[Input]
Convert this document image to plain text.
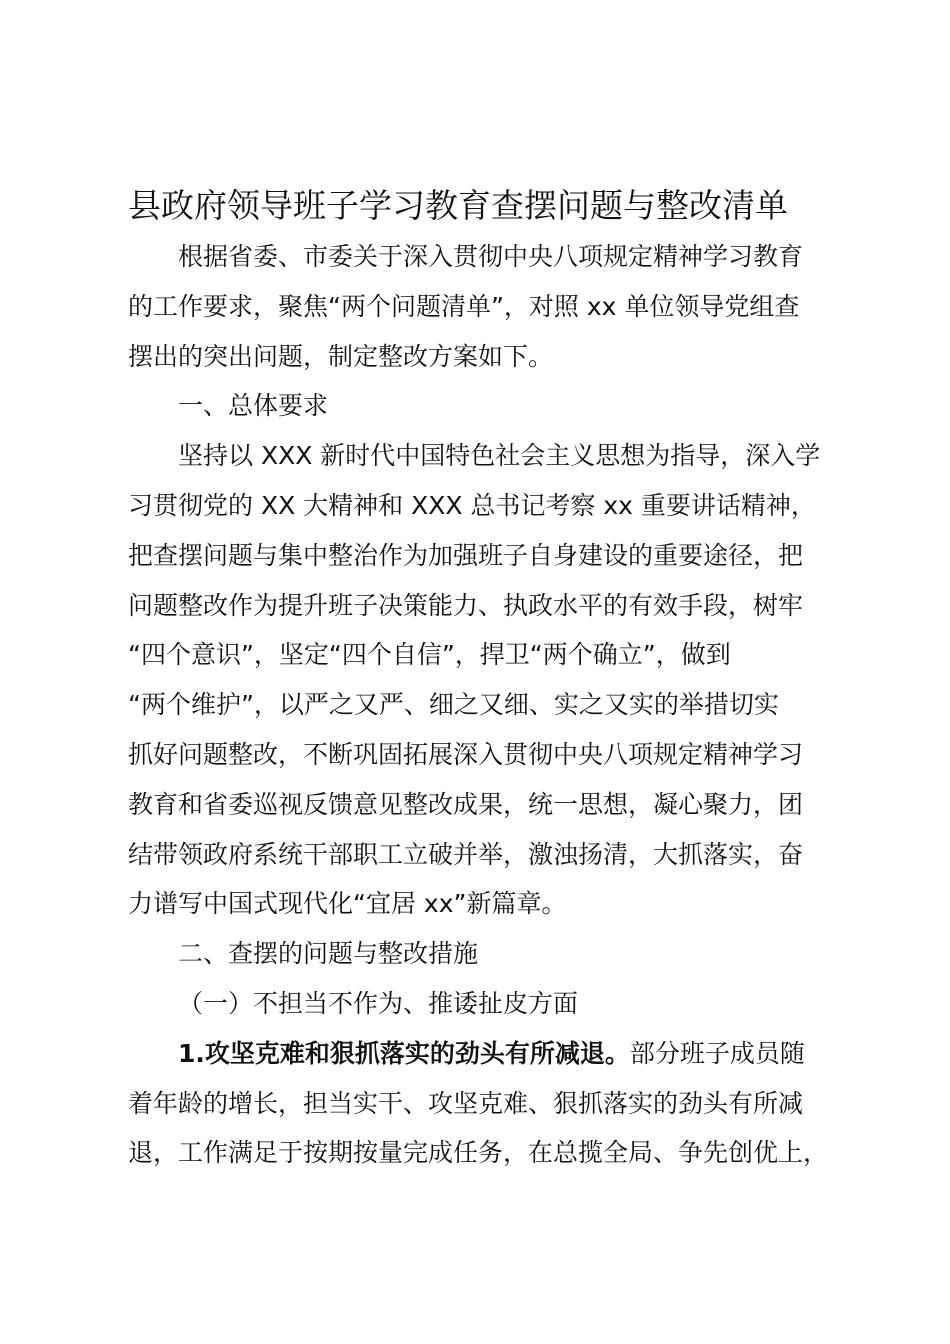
县政府领导班子学习教育查摆问题与整改清单
根据省委、市委关于深入贯彻中央八项规定精神学习教育
的工作要求，聚焦“两个问题清单”，对照 xx 单位领导党组查
摆出的突出问题，制定整改方案如下。
一、总体要求
坚持以 XXX 新时代中国特色社会主义思想为指导，深入学
习贯彻党的 XX 大精神和 XXX 总书记考察 xx 重要讲话精神，
把查摆问题与集中整治作为加强班子自身建设的重要途径，把
问题整改作为提升班子决策能力、执政水平的有效手段，树牢
“四个意识”，坚定“四个自信”，捍卫“两个确立”，做到
“两个维护”，以严之又严、细之又细、实之又实的举措切实
抓好问题整改，不断巩固拓展深入贯彻中央八项规定精神学习
教育和省委巡视反馈意见整改成果，统一思想，凝心聚力，团
结带领政府系统干部职工立破并举，激浊扬清，大抓落实，奋
力谱写中国式现代化“宜居 xx”新篇章。
二、查摆的问题与整改措施
（一）不担当不作为、推诿扯皮方面
1.攻坚克难和狠抓落实的劲头有所减退。部分班子成员随
着年龄的增长，担当实干、攻坚克难、狠抓落实的劲头有所减
退，工作满足于按期按量完成任务，在总揽全局、争先创优上，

[Instruction]
Give the entries again without a single change, but with no pictures.

[Exercise answer]
Convert this document image to plain text.
县政府领导班子学习教育查摆问题与整改清单
根据省委、市委关于深入贯彻中央八项规定精神学习教育
的工作要求，聚焦“两个问题清单”，对照 xx 单位领导党组查
摆出的突出问题，制定整改方案如下。
一、总体要求
坚持以 XXX 新时代中国特色社会主义思想为指导，深入学
习贯彻党的 XX 大精神和 XXX 总书记考察 xx 重要讲话精神，
把查摆问题与集中整治作为加强班子自身建设的重要途径，把
问题整改作为提升班子决策能力、执政水平的有效手段，树牢
“四个意识”，坚定“四个自信”，捍卫“两个确立”，做到
“两个维护”，以严之又严、细之又细、实之又实的举措切实
抓好问题整改，不断巩固拓展深入贯彻中央八项规定精神学习
教育和省委巡视反馈意见整改成果，统一思想，凝心聚力，团
结带领政府系统干部职工立破并举，激浊扬清，大抓落实，奋
力谱写中国式现代化“宜居 xx”新篇章。
二、查摆的问题与整改措施
（一）不担当不作为、推诿扯皮方面
1.攻坚克难和狠抓落实的劲头有所减退。部分班子成员随
着年龄的增长，担当实干、攻坚克难、狠抓落实的劲头有所减
退，工作满足于按期按量完成任务，在总揽全局、争先创优上，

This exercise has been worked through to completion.